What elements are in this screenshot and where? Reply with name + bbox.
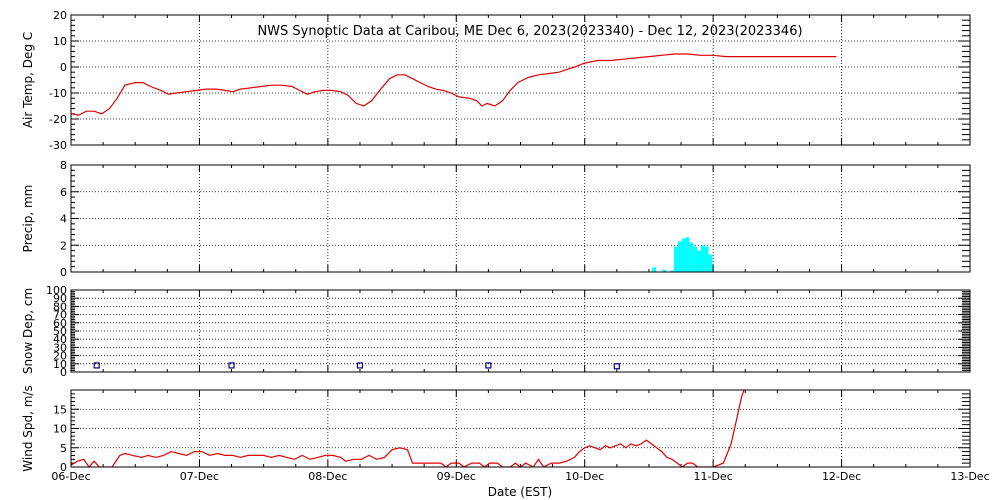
====
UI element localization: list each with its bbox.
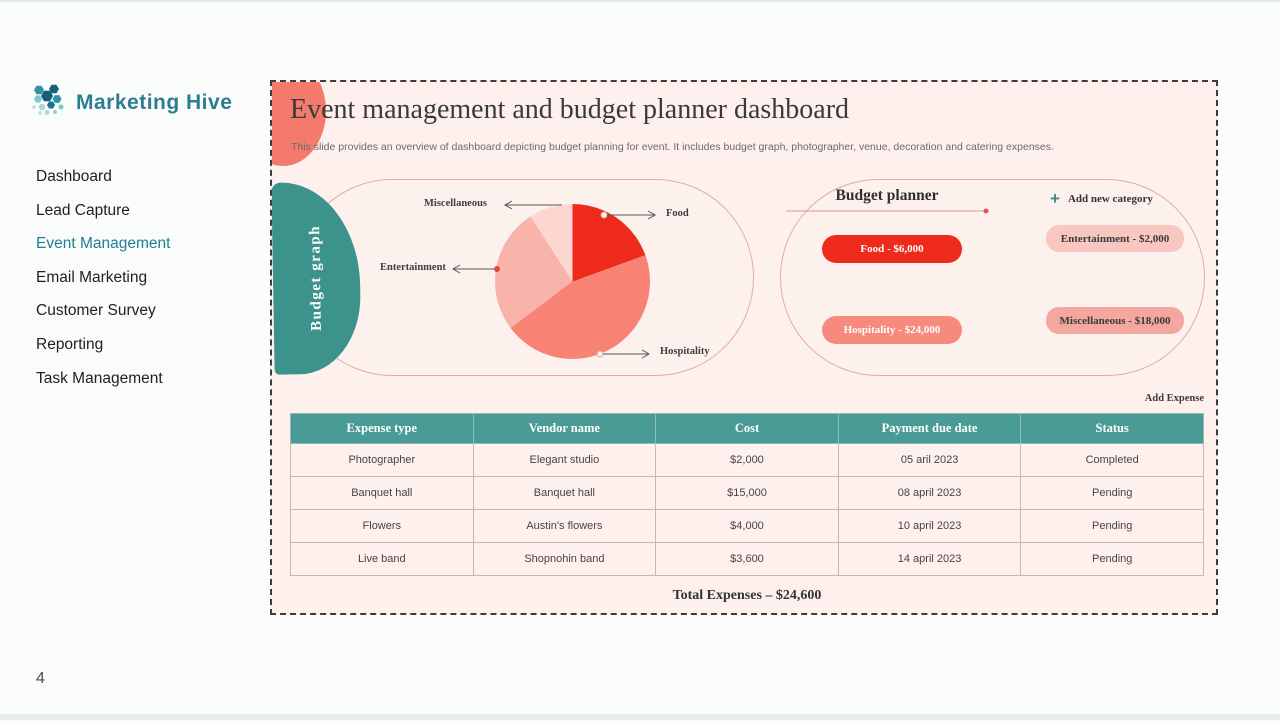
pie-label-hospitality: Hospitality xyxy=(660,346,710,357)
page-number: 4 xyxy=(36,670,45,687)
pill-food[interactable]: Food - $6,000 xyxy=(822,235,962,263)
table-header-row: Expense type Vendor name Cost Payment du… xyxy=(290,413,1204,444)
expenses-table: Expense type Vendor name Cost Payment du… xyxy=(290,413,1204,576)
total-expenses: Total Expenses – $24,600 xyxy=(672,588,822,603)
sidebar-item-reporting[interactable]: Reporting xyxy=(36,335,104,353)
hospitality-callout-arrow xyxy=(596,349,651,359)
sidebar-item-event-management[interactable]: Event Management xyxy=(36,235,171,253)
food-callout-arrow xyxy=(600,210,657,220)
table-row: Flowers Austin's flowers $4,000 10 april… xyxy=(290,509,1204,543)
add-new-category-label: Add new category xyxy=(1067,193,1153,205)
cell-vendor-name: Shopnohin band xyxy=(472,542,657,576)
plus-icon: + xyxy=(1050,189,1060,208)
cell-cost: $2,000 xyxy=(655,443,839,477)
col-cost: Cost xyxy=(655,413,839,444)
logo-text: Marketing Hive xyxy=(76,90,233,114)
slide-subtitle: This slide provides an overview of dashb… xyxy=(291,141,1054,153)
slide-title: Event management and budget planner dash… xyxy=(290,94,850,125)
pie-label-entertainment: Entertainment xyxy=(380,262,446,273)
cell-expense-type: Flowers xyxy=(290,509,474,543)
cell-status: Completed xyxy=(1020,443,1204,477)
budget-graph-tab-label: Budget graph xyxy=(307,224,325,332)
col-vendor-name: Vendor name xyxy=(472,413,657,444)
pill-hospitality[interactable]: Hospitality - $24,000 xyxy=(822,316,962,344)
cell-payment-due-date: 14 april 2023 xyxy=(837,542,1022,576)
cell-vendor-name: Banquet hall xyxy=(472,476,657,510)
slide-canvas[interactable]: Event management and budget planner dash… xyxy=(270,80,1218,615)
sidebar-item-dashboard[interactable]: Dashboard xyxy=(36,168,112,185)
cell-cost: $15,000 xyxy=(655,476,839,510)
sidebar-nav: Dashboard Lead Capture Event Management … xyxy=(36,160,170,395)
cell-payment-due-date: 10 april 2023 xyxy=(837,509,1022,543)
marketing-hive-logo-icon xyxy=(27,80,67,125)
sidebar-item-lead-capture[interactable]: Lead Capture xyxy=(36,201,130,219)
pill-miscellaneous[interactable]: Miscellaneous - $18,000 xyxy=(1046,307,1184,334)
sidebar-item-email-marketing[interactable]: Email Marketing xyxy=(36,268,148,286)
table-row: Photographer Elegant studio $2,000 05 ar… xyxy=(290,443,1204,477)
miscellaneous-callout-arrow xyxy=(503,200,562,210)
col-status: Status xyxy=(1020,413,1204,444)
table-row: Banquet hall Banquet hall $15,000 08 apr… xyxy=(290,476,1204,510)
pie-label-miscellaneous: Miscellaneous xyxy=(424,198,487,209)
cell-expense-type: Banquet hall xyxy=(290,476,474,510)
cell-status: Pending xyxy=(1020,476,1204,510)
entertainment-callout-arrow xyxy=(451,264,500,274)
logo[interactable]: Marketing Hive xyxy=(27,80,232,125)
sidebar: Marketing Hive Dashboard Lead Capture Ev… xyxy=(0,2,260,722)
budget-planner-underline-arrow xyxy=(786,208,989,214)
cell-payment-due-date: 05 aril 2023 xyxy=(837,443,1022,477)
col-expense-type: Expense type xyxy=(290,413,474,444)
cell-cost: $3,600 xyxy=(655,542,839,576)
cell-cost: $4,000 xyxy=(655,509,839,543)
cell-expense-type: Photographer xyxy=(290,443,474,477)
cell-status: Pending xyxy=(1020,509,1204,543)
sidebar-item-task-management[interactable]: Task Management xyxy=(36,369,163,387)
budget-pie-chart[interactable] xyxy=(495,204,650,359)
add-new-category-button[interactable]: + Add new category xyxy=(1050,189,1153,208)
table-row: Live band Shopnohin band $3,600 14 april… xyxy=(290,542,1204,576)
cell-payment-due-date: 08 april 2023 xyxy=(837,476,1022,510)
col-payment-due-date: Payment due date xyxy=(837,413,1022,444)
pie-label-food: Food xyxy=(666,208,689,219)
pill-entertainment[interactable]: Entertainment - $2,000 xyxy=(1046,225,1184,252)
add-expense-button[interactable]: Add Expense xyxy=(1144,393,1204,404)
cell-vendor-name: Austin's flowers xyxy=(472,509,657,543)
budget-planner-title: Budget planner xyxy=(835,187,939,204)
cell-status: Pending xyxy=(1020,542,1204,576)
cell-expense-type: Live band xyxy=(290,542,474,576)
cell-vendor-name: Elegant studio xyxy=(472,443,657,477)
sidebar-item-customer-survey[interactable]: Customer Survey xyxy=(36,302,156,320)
====
• [Given problem] Please write out the records word for word, starting at the line that contains "UI element localization: list" and ending at the line that contains "add-new-category-label: Add new", and leave the pictures out of your answer.

• [Task result]
UI element localization: list each with its bbox.
pie-label-hospitality: Hospitality xyxy=(660,346,710,357)
page-number: 4 xyxy=(36,670,45,687)
pill-food[interactable]: Food - $6,000 xyxy=(822,235,962,263)
table-header-row: Expense type Vendor name Cost Payment du… xyxy=(290,413,1204,444)
expenses-table: Expense type Vendor name Cost Payment du… xyxy=(290,413,1204,576)
total-expenses: Total Expenses – $24,600 xyxy=(672,588,822,603)
sidebar-item-reporting[interactable]: Reporting xyxy=(36,335,104,353)
hospitality-callout-arrow xyxy=(596,349,651,359)
sidebar-item-event-management[interactable]: Event Management xyxy=(36,235,171,253)
food-callout-arrow xyxy=(600,210,657,220)
table-row: Flowers Austin's flowers $4,000 10 april… xyxy=(290,509,1204,543)
add-new-category-label: Add new category xyxy=(1067,193,1153,205)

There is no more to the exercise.